(Given data Opens)
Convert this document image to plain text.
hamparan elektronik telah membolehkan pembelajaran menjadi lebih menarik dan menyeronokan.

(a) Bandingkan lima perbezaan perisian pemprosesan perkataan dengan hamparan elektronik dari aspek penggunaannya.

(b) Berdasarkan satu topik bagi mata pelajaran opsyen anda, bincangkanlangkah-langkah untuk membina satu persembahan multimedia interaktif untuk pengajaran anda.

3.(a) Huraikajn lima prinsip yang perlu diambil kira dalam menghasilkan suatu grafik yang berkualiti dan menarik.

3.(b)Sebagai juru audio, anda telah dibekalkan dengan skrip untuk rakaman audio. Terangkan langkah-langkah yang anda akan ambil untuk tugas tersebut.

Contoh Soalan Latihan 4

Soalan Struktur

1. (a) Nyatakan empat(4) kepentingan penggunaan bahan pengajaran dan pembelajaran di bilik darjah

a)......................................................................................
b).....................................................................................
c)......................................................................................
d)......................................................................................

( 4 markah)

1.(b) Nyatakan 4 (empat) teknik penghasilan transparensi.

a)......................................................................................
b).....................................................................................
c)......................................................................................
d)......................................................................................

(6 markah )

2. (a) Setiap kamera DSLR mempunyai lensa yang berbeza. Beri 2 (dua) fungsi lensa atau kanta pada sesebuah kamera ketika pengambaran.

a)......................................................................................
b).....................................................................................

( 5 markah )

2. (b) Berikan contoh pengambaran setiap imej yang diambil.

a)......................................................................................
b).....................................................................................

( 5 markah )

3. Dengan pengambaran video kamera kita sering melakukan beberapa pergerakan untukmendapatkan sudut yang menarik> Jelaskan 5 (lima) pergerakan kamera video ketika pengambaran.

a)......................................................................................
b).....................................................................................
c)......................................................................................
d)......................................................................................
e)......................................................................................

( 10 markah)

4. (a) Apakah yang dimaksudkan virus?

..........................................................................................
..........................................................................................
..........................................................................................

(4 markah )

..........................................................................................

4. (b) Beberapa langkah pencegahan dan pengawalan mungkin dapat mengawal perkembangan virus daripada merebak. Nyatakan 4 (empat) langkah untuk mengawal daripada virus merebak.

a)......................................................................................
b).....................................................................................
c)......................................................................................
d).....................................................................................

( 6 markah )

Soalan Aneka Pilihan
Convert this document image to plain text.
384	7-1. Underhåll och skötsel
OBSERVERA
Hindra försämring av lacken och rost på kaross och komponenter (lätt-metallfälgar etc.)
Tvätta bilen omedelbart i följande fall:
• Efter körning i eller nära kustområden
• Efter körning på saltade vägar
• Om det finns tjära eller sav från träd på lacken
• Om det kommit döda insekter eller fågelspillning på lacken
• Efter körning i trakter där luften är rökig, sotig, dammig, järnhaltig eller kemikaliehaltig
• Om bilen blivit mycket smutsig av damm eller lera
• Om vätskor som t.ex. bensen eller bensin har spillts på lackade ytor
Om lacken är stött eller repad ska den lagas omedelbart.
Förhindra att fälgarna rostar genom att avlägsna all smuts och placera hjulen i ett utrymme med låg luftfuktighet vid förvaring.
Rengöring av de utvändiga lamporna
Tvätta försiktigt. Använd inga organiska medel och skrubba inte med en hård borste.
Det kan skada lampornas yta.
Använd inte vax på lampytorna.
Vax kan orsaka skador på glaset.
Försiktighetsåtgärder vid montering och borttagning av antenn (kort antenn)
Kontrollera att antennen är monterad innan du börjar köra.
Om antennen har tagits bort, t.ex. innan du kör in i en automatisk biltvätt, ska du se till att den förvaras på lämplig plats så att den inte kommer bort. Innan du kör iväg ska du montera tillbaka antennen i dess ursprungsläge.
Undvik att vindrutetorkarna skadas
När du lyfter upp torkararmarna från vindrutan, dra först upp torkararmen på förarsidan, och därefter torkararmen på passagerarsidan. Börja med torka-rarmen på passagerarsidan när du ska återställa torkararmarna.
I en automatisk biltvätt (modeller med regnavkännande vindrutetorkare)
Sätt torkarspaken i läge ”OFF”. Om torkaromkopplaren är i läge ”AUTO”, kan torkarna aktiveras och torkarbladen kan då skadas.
(Given data Closes)
* **Work order**
A word-for-word restatement of all the records is required.

* **Response area**
Convert this document image to plain text.
hamparan elektronik telah membolehkan pembelajaran menjadi lebih menarik dan menyeronokan.

(a) Bandingkan lima perbezaan perisian pemprosesan perkataan dengan hamparan elektronik dari aspek penggunaannya.

(b) Berdasarkan satu topik bagi mata pelajaran opsyen anda, bincangkanlangkah-langkah untuk membina satu persembahan multimedia interaktif untuk pengajaran anda.

3.(a) Huraikajn lima prinsip yang perlu diambil kira dalam menghasilkan suatu grafik yang berkualiti dan menarik.

3.(b)Sebagai juru audio, anda telah dibekalkan dengan skrip untuk rakaman audio. Terangkan langkah-langkah yang anda akan ambil untuk tugas tersebut.

Contoh Soalan Latihan 4

Soalan Struktur

1. (a) Nyatakan empat(4) kepentingan penggunaan bahan pengajaran dan pembelajaran di bilik darjah

a)......................................................................................
b).....................................................................................
c)......................................................................................
d)......................................................................................

( 4 markah)

1.(b) Nyatakan 4 (empat) teknik penghasilan transparensi.

a)......................................................................................
b).....................................................................................
c)......................................................................................
d)......................................................................................

(6 markah )

2. (a) Setiap kamera DSLR mempunyai lensa yang berbeza. Beri 2 (dua) fungsi lensa atau kanta pada sesebuah kamera ketika pengambaran.

a)......................................................................................
b).....................................................................................

( 5 markah )

2. (b) Berikan contoh pengambaran setiap imej yang diambil.

a)......................................................................................
b).....................................................................................

( 5 markah )

3. Dengan pengambaran video kamera kita sering melakukan beberapa pergerakan untukmendapatkan sudut yang menarik> Jelaskan 5 (lima) pergerakan kamera video ketika pengambaran.

a)......................................................................................
b).....................................................................................
c)......................................................................................
d)......................................................................................
e)......................................................................................

( 10 markah)

4. (a) Apakah yang dimaksudkan virus?

..........................................................................................
..........................................................................................
..........................................................................................

(4 markah )

..........................................................................................

4. (b) Beberapa langkah pencegahan dan pengawalan mungkin dapat mengawal perkembangan virus daripada merebak. Nyatakan 4 (empat) langkah untuk mengawal daripada virus merebak.

a)......................................................................................
b).....................................................................................
c)......................................................................................
d).....................................................................................

( 6 markah )

Soalan Aneka Pilihan
Convert this document image to plain text.
384	7-1. Underhåll och skötsel
OBSERVERA
Hindra försämring av lacken och rost på kaross och komponenter (lätt-metallfälgar etc.)
Tvätta bilen omedelbart i följande fall:
• Efter körning i eller nära kustområden
• Efter körning på saltade vägar
• Om det finns tjära eller sav från träd på lacken
• Om det kommit döda insekter eller fågelspillning på lacken
• Efter körning i trakter där luften är rökig, sotig, dammig, järnhaltig eller kemikaliehaltig
• Om bilen blivit mycket smutsig av damm eller lera
• Om vätskor som t.ex. bensen eller bensin har spillts på lackade ytor
Om lacken är stött eller repad ska den lagas omedelbart.
Förhindra att fälgarna rostar genom att avlägsna all smuts och placera hjulen i ett utrymme med låg luftfuktighet vid förvaring.
Rengöring av de utvändiga lamporna
Tvätta försiktigt. Använd inga organiska medel och skrubba inte med en hård borste.
Det kan skada lampornas yta.
Använd inte vax på lampytorna.
Vax kan orsaka skador på glaset.
Försiktighetsåtgärder vid montering och borttagning av antenn (kort antenn)
Kontrollera att antennen är monterad innan du börjar köra.
Om antennen har tagits bort, t.ex. innan du kör in i en automatisk biltvätt, ska du se till att den förvaras på lämplig plats så att den inte kommer bort. Innan du kör iväg ska du montera tillbaka antennen i dess ursprungsläge.
Undvik att vindrutetorkarna skadas
När du lyfter upp torkararmarna från vindrutan, dra först upp torkararmen på förarsidan, och därefter torkararmen på passagerarsidan. Börja med torka-rarmen på passagerarsidan när du ska återställa torkararmarna.
I en automatisk biltvätt (modeller med regnavkännande vindrutetorkare)
Sätt torkarspaken i läge ”OFF”. Om torkaromkopplaren är i läge ”AUTO”, kan torkarna aktiveras och torkarbladen kan då skadas.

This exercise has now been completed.